THE TASK
Write out word for word everything in the text on splice-ins and RBF from "Emulating LN splices" down to "bump fees higher.".

EXTRACT

● ● ● ●

Well, one way to implement splice-in would be to have an output that is first 
dedicated to the splice-in, and *then* a separate transaction which actually 
does the splice-in.
This has a drawback of requiring an extra transaction, which wins us the 
facility to continue operation of the channel even while the splice-in 
transactions are being confirmed while retaining only one state.
(the latest proposal, I believe, does *not* use this construction, and instead 
requires both sides to maintain two sets of states, with one state being a 
fallback in case the splice-in gets double spent; but in times of high 
blockchain load this can lead to the channel having a two sets of states until 
blockchain load reduces.)

As it happens, my alternate proposal for CoinJoinXT is similar in that there 
are "entry transactions" that introduce coins into the PTG, which are needed to 
prevent participants from double-spending while the mix is on-going. 
https://zmnscpxj.github.io/bitcoin/coinjoinxt.html
Note the proposal differs from the original by waxwing, which requires backouts 
at each intermediate output, and the entry transactions are potential 
watermarks on the CoinJoinXT protocol as well.
A Chaumian CoinJoinXT cannot use backouts at each intermediate output since no 
participant should have any knowledge of how much each participant has 
contributed to each intermediate output, they only know they put so many funds 
in and so should get so many funds out.

Emulating LN splices mildly makes ConJoinXT less desirable, however, as the mix 
takes longer and is more costly.

>
> > Should always be on, even if we do not (yet) have a facility to re-interact 
> > to bump fees higher.
> > While it is true that a surveillor can determine that a transaction has in 
> > fact been replaced (by observing the mempool) and thus eliminate the set of 
> > transactions that arose from protocols that mark RBF but do not (yet) have 
> > a facility to bump fees higher, this > information is not permanently 
> > recorded on all fullnodes and at least we force surveillors to record this 
> > information themselves.
>
> Yes but if you do this for Core and given some merchants are refusing RBF 
> transactions for onchain payments, people are going to complain...

Grumble grumble, all unconfirmed transaction are RBF because miners like money, 
grumble grumble, flagged RBF is just a node relay policy, grumble grumble, some 
humans sometimes, grumble grumble....

Does not Electrum do RBF by default?
Unless I have a lower-level agent that always enables RBF option when I install 
new Electrums, hmmm, maybe I should check first.

> Also see footnote on spurious-RBF about not-having facility to bump fees 
> higher (you can sign multiple RBF transactions in 1-RTT and agree to 
> broadcast them later to obfuscate mempool analysis).

1.5RTT with MuSig.

An issue here is that if not all participants contribute to the fees equally, 
then a participant who is paying lower fee or no fee has a mild incentive to 
just broadcast the highest-fee version and be done with it: forget the other 
transactions and just aim for the highest fee immediately, ignore the mempool 
state so you do not have to do all those calculations or even maintain a 
mempool, and so on.
This can be mitigated if all participants contribute equal or nearly-equally to 
the fees, though that complicates single-funding, and may violate Initiator 
Pays Principle (the initiator of an action should pay all fees related to the 
action, as otherwise it may be possible to create a null operation that the 
acceptor of the action ends up paying fees for, which can be used as a 
financial attack to drain acceptors).


> > However, it seems to me that we need to as well nail down the details of 
> > this format.
>
> Of course, just curious of people opinions right now but if it's a good way 
> to solve the described problem, will draft a spec.

There may be other protocols interested in this as well --- for instance 
"submarine swaps" and "lightning loops", which are the same thing.

● ● ● ●

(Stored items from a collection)
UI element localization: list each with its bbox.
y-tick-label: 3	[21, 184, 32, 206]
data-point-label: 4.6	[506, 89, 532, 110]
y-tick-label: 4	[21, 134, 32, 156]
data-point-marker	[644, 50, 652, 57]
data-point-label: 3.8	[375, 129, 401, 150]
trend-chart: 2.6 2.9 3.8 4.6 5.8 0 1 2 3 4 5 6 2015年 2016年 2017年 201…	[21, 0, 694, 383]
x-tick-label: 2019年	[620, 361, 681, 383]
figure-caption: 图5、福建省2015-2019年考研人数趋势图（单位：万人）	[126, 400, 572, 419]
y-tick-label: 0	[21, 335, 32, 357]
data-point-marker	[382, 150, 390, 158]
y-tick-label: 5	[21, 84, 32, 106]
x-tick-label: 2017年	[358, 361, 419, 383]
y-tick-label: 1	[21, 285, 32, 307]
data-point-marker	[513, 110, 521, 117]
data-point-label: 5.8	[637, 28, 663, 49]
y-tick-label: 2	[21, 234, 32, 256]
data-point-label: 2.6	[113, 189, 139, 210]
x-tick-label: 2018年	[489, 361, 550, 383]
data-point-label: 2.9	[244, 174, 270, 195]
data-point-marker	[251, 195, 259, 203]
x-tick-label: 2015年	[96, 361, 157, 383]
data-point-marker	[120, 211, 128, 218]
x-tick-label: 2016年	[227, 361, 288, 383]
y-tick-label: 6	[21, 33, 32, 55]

● ● ● ●

ANSWER TO THE EXERCISE
Emulating LN splices mildly makes ConJoinXT less desirable, however, as the mix 
takes longer and is more costly.

>
> > Should always be on, even if we do not (yet) have a facility to re-interact 
> > to bump fees higher.